## [EXERCISE OBJECTIVE]
State how many lines hold the string "into". Give the number and nothing else.

## [INPUT MATERIAL]
——————

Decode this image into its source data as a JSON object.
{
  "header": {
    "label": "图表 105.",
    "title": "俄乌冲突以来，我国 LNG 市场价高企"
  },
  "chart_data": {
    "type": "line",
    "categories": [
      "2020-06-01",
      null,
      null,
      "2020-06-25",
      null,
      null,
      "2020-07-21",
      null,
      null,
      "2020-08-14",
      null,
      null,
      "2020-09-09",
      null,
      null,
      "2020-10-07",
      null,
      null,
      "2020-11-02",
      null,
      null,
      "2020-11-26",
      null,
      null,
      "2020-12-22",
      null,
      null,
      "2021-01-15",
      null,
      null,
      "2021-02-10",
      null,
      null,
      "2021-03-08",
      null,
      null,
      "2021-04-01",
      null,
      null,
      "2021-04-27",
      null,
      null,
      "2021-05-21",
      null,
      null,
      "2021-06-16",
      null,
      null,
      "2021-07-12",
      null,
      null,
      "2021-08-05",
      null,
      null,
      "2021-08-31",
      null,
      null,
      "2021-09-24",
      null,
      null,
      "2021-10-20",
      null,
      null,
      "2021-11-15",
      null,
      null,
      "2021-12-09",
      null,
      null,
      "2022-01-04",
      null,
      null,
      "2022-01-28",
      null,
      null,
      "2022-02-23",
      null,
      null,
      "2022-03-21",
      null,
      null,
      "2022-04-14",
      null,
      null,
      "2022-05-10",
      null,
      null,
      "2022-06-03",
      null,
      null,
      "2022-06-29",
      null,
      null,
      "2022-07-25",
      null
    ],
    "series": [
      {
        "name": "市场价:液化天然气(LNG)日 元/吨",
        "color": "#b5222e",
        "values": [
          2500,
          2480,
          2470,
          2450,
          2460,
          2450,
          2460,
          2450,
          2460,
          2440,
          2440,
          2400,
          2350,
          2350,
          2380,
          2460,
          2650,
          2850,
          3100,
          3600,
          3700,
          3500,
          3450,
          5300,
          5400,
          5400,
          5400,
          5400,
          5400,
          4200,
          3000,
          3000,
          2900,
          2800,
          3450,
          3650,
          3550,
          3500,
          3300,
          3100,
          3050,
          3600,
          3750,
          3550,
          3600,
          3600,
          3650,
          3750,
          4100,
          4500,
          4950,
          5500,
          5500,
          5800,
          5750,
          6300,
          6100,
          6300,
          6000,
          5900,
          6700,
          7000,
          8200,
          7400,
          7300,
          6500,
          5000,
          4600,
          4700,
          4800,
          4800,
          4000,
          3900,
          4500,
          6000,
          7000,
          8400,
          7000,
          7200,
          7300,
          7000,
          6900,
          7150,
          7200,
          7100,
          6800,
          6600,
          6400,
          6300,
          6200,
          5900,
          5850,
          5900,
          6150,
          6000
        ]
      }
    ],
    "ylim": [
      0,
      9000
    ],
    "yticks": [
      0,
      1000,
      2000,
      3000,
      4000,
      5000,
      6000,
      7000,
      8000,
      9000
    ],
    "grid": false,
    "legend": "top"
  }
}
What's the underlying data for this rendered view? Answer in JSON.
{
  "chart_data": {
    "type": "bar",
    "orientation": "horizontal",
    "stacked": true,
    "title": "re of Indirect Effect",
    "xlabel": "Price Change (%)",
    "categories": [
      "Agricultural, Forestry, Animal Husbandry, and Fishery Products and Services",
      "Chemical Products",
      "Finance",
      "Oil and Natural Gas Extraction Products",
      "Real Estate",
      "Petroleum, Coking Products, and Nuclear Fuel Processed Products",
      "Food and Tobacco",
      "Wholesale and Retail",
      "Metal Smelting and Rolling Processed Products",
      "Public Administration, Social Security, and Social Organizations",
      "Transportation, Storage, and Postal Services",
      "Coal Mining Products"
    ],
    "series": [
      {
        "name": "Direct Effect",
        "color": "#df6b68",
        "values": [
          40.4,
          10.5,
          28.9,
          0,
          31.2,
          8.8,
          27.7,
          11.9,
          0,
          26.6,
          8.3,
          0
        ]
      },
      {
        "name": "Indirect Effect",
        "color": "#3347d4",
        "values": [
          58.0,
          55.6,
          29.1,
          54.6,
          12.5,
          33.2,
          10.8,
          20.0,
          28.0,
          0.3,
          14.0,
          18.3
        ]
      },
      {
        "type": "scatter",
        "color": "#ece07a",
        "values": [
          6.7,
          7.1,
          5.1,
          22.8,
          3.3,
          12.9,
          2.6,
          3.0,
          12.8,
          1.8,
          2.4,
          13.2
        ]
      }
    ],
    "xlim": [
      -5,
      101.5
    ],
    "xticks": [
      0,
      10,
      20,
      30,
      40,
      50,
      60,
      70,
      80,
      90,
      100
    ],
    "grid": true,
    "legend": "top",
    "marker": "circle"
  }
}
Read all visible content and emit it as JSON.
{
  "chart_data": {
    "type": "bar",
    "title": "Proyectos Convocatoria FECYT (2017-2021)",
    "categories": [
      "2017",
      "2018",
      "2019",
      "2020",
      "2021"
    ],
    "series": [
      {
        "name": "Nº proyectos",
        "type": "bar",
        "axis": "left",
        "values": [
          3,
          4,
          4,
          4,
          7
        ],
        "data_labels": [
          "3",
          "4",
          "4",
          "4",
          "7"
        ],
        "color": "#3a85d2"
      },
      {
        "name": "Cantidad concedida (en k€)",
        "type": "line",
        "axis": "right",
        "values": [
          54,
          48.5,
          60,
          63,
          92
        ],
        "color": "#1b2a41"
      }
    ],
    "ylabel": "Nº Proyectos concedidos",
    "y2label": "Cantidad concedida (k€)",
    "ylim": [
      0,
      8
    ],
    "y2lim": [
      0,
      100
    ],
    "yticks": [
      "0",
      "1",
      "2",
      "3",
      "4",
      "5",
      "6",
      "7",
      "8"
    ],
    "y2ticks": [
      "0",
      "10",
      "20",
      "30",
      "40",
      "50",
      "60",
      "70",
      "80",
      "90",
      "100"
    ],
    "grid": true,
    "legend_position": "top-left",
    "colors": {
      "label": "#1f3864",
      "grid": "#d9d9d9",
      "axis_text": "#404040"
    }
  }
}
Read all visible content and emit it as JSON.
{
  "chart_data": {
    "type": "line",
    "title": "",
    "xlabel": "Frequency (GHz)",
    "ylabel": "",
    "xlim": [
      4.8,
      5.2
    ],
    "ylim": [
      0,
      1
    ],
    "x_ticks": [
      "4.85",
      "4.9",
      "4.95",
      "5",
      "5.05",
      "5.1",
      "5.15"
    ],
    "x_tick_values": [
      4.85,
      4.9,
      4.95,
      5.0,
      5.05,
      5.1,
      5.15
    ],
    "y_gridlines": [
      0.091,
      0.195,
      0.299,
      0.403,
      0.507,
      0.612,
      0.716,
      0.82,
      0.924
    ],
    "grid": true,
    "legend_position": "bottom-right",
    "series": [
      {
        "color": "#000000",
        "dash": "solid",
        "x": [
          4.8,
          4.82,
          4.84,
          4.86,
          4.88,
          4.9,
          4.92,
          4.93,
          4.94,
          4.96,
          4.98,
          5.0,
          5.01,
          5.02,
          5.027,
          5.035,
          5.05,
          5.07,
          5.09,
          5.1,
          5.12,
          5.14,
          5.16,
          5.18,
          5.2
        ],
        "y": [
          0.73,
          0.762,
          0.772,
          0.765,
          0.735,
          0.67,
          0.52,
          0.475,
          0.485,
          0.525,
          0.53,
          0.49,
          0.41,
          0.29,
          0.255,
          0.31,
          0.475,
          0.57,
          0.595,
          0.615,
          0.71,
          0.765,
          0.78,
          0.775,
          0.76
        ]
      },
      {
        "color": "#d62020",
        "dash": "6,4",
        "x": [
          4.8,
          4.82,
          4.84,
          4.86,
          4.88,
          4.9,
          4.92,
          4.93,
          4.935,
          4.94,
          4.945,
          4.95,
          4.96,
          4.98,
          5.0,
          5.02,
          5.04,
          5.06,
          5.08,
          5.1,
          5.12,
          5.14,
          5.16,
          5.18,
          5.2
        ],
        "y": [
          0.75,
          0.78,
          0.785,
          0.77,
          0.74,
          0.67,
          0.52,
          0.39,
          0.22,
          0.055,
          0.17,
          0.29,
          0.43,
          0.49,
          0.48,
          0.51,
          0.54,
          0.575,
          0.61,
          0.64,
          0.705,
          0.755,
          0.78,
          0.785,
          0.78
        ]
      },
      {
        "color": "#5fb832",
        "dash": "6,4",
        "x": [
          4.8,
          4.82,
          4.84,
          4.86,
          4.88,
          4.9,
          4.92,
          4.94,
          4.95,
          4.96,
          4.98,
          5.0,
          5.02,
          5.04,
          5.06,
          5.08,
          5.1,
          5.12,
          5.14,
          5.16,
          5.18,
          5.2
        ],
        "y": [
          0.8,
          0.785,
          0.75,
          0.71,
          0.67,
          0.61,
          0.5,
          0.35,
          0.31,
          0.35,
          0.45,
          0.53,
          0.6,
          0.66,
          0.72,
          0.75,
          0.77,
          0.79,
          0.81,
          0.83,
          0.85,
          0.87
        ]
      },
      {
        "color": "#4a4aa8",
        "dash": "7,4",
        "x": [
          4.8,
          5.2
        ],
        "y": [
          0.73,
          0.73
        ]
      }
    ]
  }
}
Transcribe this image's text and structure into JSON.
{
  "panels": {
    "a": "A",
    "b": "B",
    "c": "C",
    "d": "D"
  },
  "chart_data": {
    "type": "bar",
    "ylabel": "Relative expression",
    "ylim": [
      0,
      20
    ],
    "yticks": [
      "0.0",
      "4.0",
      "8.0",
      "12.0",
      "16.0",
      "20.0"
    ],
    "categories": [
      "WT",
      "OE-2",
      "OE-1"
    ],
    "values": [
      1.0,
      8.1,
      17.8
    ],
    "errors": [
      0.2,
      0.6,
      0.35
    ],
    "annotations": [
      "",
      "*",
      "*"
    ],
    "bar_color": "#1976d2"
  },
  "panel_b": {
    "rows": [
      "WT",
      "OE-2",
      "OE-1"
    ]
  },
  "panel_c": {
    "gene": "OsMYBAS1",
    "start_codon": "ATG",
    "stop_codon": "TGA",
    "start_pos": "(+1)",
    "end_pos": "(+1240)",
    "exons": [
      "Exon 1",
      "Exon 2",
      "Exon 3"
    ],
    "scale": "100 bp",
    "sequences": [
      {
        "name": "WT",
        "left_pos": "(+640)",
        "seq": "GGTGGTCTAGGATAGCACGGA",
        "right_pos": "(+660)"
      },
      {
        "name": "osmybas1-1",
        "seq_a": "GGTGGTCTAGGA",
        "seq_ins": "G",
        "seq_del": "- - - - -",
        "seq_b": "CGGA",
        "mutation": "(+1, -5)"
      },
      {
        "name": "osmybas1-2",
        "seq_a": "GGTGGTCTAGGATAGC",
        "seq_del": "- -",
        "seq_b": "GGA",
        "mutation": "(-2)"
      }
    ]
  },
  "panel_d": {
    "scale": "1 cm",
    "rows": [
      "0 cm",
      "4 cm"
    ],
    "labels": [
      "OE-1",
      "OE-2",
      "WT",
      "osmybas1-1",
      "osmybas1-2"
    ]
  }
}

——————

## [COMPLETED EXERCISE]
2